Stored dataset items
++++++++++++++++++++
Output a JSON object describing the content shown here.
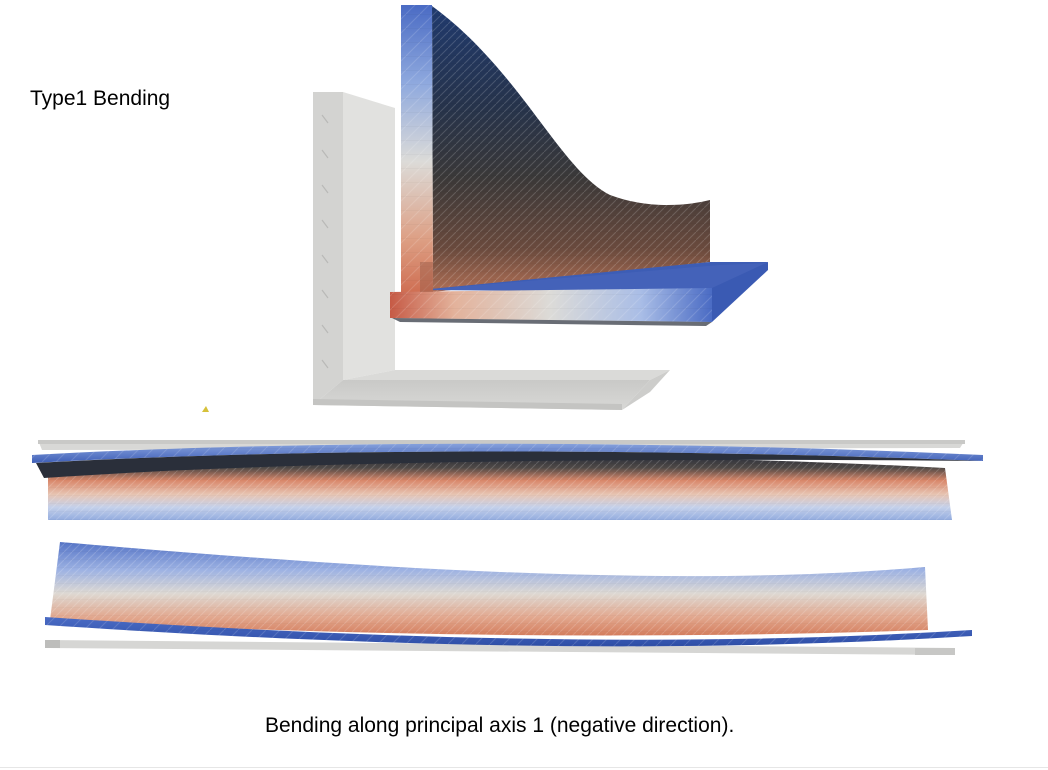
{
  "figure": {
    "title": "Type1 Bending",
    "caption": "Bending along principal axis 1 (negative direction)."
  },
  "colors": {
    "undeformed": "#d6d6d4",
    "undeformed_edge": "#bdbdbb",
    "blue": "#4a6bc4",
    "light_blue": "#a9bde6",
    "neutral": "#dcdbd8",
    "peach": "#e3b29b",
    "orange": "#d68363",
    "red": "#b3202f",
    "dark_face": "#2a3140"
  }
}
++++++++++++++++++++
Write out each line again precisely as it appears, skipping every picture.

**SOLUTION FOR THIS PROBLEM:**
Output a JSON object describing the content shown here.
{
  "figure": {
    "title": "Type1 Bending",
    "caption": "Bending along principal axis 1 (negative direction)."
  },
  "colors": {
    "undeformed": "#d6d6d4",
    "undeformed_edge": "#bdbdbb",
    "blue": "#4a6bc4",
    "light_blue": "#a9bde6",
    "neutral": "#dcdbd8",
    "peach": "#e3b29b",
    "orange": "#d68363",
    "red": "#b3202f",
    "dark_face": "#2a3140"
  }
}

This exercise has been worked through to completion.